§ EXERCISE 1
List every abbreviation that appears in the passage about the Southern Baptist annual meeting.
§ EXERCISE 2
Write a continuation of the passage about the Southern Baptist annual meeting, picking up after its final sentence.

§ TEXT PASSAGE
########

Headlines like “The Baptist Apocalypse” and “The Wrath of God Poured Out” feel like harbingers of doom heading into the annual meeting.
With the eye of the press trained on them, the embattled denomination enters an impossible crucible of judgement—and like it or not, judged they will be.
Not only on racism, which they can at least denounce. But on the silencing of women, to which they are doctrinally committed.

The difference is that women are no longer buying it. Their voices are rising in a swell that SBC men can neither control nor resist.

Like it or not, this army of female voices is bringing their most powerful leaders down.

What to Do with A Woman?

So here’s a scenario that should chill Southern Baptist leaders to the bone.

FBC Jefferson City and the SBC are still affiliated according to both of their websites.

What if Pastor Di Giosia (whose church has a dual affiliation with the Cooperative Baptist Fellowship) attends the CBF General Assembly in Dallas next week— less than a mile from the SBC Annual Meeting?

Let’s just say she decides her church needs clarity about where it stands with the SBC. All she has to do is stroll down the street and up to the SBC credentials desk.

########

§ DATASET EXTRACT
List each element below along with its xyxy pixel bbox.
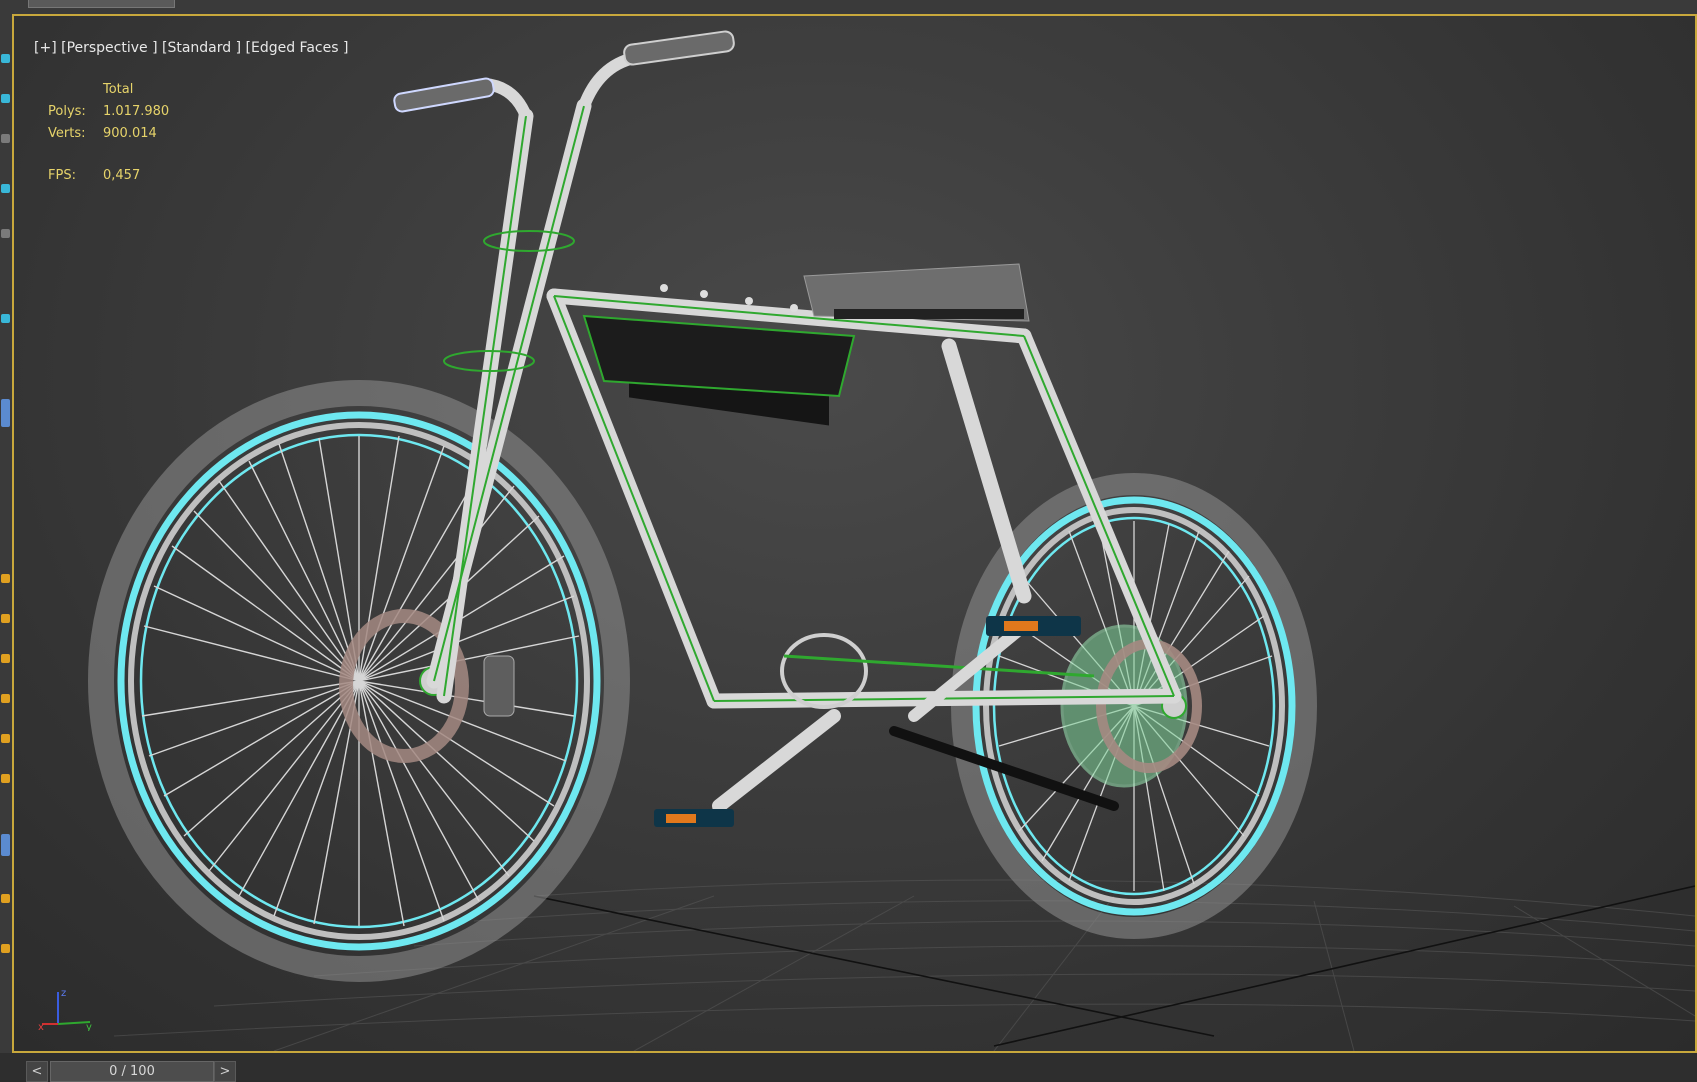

########

§ ANSWER 1
SBC
FBC
CBF

§ ANSWER 2
She will undoubtedly be met by men with the conviction of George Wallace, who will “civilly” instruct her to get back in her place.

And someone will undoubtedly be there to take what could be the next great civil rights picture.

The one where the men of the SBC—currently under fire for sexual abuse, spiritual abuse, and covering up the rape and assault of women— stand in the face of a “good, godly woman” and say, “No Access.”

A picture that will be seen around the world.

Who knows? It may even come to be known as the straw that broke the SBC’s back—the woman who brought down America’s largest Protestant denomination.

About Monica Dennington
Monica Dennington is a conservative Bible teacher and internet broadcaster. Known as the original YouTube preacher, she preaches to an interdenominational audience, with viewers from every country (including the Vatican!) Pastor at TheChurchAtPhoenix.com, she fights for victims of clergy abuse and promotes gender equality in religion. Before preaching, she ran a feeding ministry with her husband in Branson, MO. Follow @mdennington. You can read more about the author here.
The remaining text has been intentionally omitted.